- Your objective -
Return every line below in which "style" appears.

======== Provided records ========

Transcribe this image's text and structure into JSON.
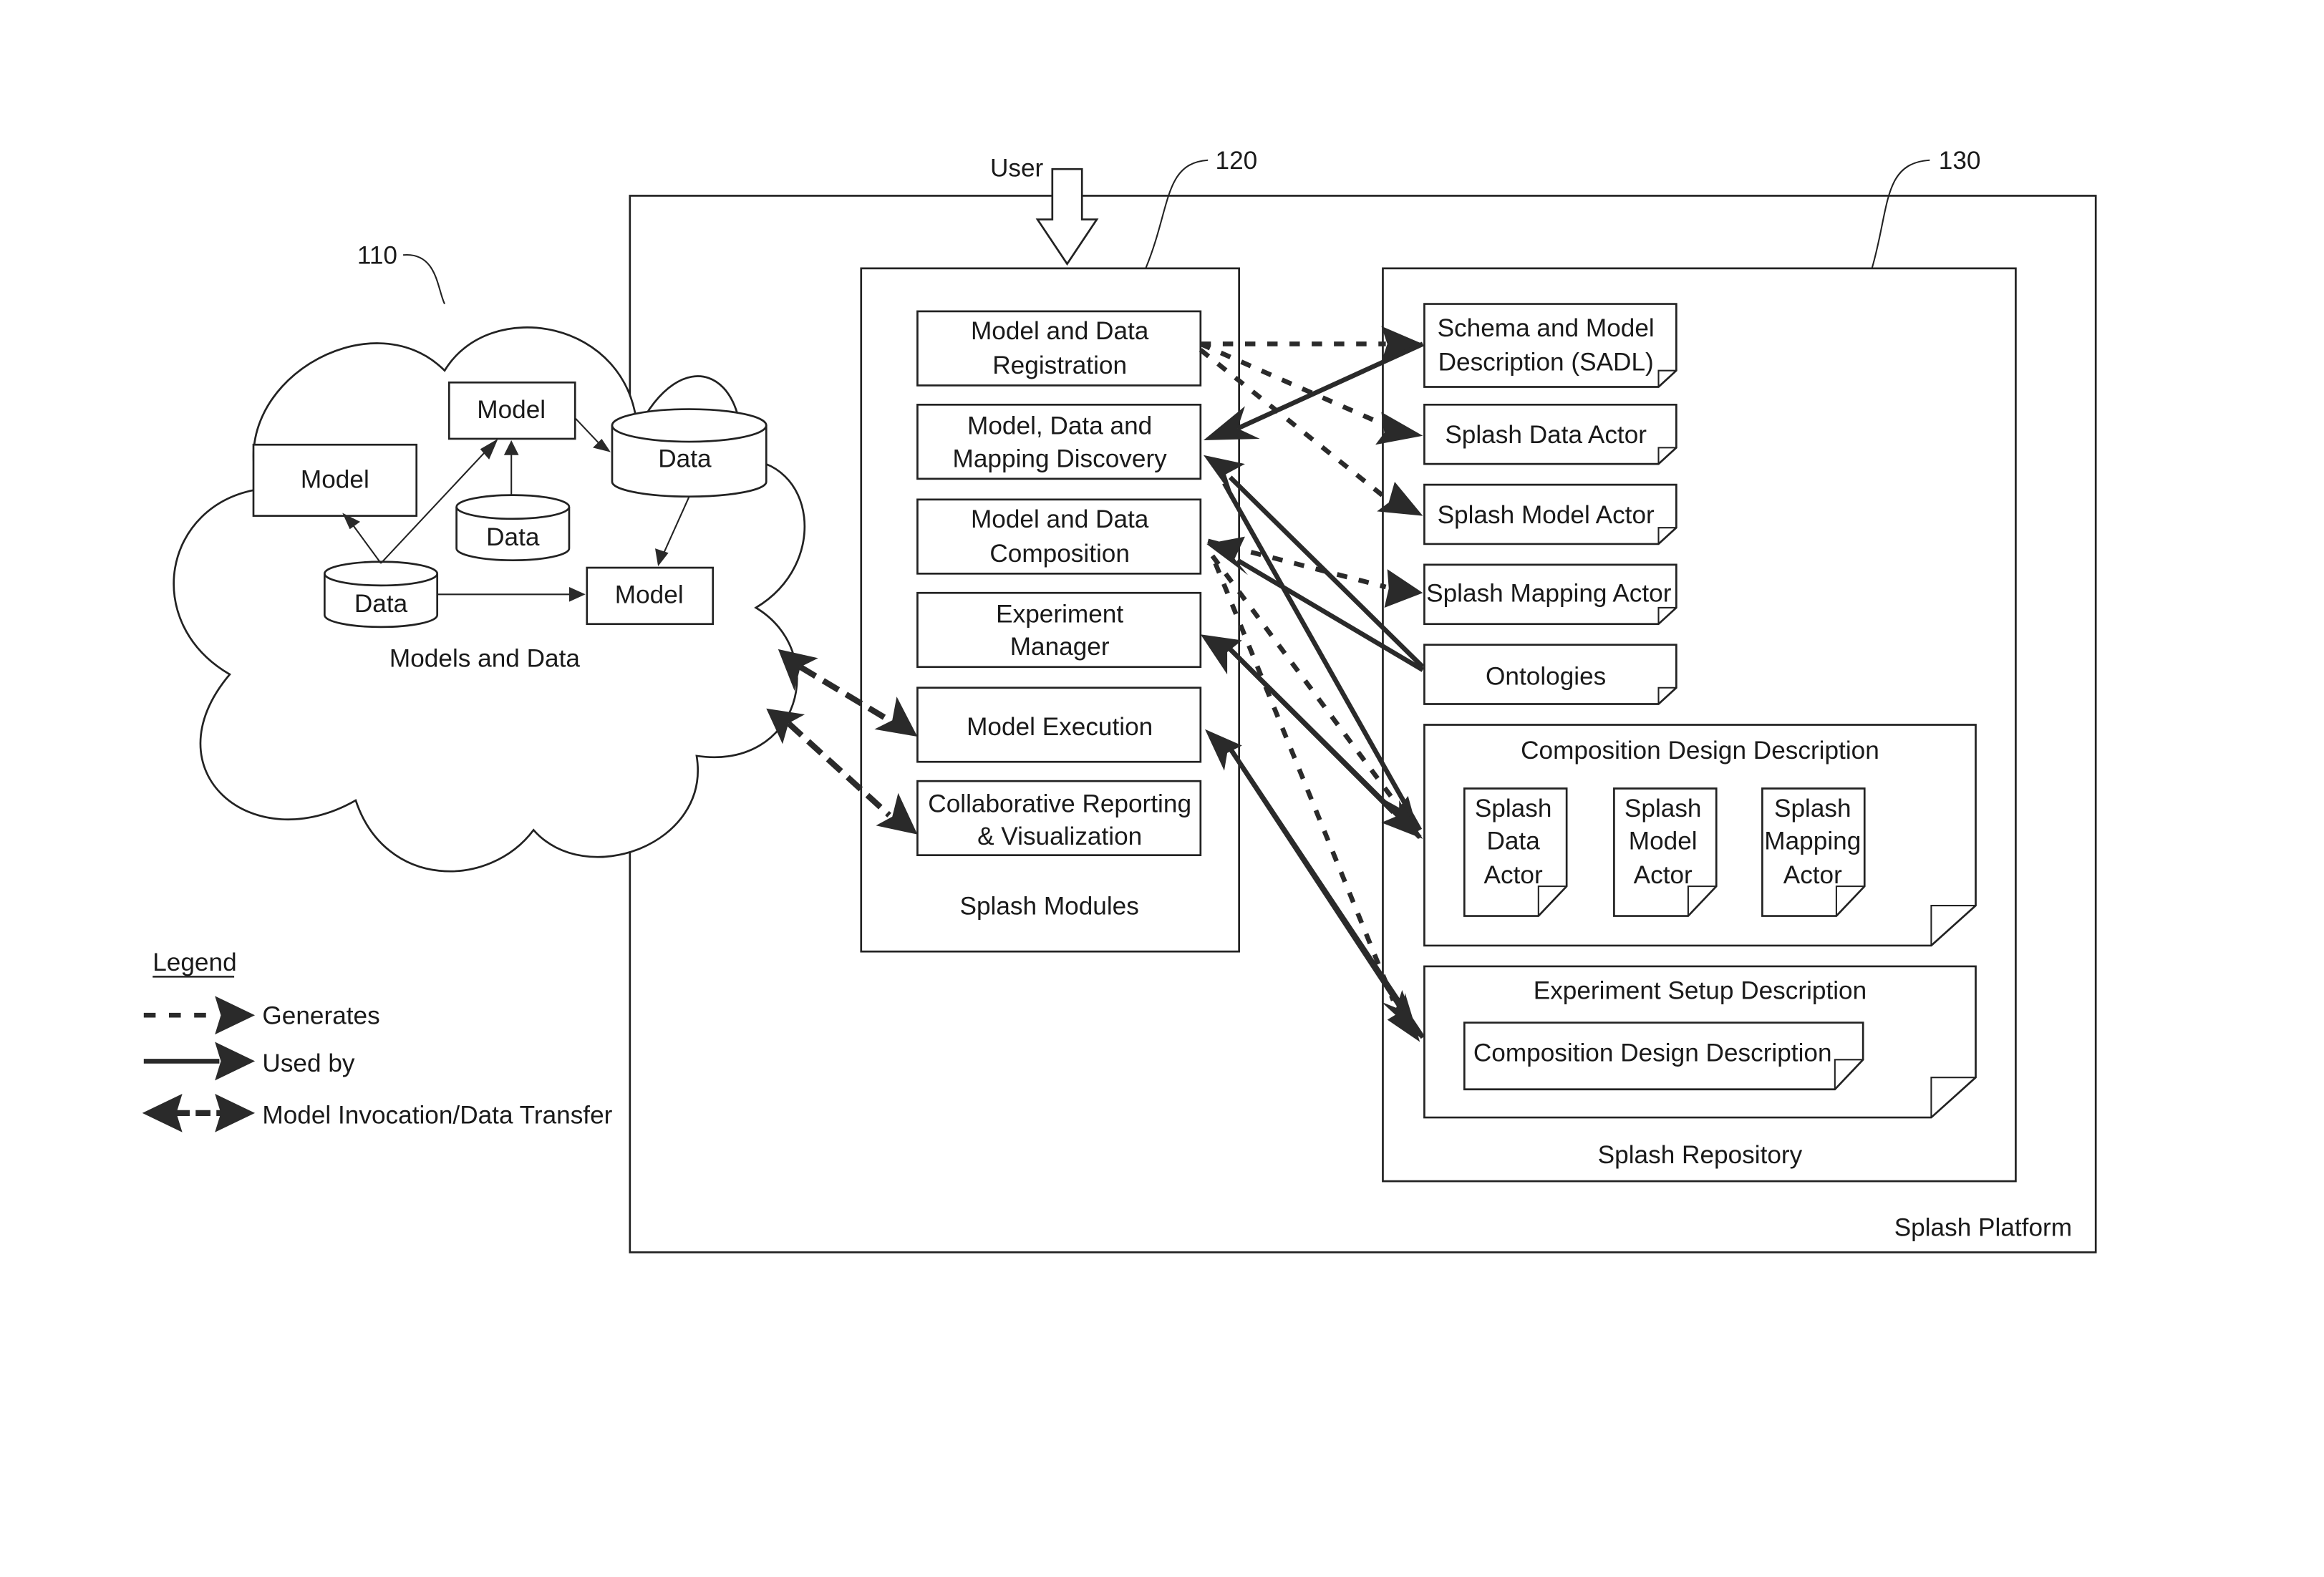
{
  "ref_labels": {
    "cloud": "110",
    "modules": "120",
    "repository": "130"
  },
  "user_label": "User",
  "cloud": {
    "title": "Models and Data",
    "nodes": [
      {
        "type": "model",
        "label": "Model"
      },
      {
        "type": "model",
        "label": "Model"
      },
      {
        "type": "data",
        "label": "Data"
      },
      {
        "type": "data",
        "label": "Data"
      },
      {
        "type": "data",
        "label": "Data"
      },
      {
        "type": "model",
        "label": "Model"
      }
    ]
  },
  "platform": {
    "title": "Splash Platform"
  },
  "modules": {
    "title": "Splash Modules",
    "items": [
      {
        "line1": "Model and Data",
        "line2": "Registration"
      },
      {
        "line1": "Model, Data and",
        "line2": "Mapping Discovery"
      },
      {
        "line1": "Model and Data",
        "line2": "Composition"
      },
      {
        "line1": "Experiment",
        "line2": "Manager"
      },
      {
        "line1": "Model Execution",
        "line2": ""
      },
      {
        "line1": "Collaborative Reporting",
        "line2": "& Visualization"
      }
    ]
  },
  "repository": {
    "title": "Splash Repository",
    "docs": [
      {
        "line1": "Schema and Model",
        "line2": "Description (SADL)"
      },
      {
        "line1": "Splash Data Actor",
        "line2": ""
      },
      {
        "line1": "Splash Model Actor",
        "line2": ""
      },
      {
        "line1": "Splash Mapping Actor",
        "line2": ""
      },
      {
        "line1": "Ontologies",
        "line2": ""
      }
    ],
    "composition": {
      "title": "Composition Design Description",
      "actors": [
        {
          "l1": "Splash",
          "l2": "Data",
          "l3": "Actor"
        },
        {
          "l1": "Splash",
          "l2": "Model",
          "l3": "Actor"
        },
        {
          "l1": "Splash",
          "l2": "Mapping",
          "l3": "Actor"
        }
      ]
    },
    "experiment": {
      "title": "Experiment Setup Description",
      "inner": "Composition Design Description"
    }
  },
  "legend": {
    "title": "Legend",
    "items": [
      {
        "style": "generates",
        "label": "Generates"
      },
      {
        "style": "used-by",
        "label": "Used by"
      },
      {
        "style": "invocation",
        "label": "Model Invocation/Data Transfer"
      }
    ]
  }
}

========
======== Provided records ========

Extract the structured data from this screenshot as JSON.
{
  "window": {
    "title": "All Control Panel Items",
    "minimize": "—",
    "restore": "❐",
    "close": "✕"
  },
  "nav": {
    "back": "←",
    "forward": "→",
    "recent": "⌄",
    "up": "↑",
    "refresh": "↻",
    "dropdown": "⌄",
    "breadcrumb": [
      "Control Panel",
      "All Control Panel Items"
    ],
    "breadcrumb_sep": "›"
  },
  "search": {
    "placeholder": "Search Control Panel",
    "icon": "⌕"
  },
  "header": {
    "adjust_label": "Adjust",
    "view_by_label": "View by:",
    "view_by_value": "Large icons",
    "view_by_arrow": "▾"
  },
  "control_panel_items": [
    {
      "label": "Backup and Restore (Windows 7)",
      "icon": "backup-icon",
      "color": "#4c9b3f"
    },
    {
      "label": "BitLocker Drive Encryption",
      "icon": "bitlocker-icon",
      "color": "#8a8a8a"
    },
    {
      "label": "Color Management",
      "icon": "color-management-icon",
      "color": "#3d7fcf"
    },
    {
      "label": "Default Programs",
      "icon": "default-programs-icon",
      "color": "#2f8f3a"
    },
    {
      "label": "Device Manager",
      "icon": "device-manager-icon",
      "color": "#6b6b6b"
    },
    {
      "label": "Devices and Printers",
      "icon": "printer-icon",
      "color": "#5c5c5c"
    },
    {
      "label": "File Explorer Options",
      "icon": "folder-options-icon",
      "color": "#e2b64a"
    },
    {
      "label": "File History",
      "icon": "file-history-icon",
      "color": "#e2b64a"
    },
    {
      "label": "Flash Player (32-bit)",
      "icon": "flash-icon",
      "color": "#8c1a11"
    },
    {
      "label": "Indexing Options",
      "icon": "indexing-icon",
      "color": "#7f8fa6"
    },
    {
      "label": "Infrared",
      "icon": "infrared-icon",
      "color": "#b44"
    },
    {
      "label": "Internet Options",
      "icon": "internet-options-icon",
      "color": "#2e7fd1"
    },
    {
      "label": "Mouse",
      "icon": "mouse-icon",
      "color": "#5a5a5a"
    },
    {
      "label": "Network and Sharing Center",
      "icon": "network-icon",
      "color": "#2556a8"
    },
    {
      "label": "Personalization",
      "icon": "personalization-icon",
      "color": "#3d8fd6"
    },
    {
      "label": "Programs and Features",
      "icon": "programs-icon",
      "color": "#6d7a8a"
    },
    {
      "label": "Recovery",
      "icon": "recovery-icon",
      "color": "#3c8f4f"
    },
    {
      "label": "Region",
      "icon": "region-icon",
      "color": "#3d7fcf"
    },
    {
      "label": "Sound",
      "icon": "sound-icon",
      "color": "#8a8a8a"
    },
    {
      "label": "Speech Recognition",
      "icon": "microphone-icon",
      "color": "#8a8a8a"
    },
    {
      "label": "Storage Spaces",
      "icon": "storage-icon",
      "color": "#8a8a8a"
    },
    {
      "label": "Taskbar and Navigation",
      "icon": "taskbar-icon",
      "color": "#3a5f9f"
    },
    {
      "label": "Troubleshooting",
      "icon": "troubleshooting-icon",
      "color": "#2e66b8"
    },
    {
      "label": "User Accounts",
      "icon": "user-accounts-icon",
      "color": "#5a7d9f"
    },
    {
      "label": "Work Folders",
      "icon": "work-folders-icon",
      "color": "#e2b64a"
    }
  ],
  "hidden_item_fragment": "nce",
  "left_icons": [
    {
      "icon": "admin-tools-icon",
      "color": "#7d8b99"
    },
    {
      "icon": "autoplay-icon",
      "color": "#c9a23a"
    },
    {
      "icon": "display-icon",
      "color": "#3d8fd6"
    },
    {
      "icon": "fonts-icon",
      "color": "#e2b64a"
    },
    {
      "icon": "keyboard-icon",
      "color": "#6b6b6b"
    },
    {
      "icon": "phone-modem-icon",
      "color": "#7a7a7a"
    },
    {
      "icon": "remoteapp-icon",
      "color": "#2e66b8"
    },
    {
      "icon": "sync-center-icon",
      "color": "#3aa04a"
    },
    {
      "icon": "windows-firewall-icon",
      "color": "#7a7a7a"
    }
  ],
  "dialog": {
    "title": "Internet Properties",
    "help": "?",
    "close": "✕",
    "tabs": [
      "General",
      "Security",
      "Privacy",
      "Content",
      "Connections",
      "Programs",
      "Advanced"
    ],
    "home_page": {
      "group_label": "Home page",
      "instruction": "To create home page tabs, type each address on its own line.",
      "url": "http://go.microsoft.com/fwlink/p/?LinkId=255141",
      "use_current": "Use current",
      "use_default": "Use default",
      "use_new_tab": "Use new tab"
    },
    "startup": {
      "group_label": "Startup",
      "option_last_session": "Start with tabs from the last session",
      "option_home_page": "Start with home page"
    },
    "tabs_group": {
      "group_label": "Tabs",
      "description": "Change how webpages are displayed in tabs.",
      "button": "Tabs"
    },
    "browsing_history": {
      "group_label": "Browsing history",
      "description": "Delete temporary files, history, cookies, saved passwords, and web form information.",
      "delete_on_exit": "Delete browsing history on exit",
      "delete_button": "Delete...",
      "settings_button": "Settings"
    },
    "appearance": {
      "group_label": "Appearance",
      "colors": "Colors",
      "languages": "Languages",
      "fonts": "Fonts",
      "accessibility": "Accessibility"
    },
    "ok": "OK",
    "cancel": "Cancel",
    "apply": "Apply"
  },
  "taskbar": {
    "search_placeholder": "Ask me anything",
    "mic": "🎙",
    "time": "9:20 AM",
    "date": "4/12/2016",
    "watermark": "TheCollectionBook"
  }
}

========

- Full output -
        "style": "generates",
        "style": "used-by",
        "style": "invocation",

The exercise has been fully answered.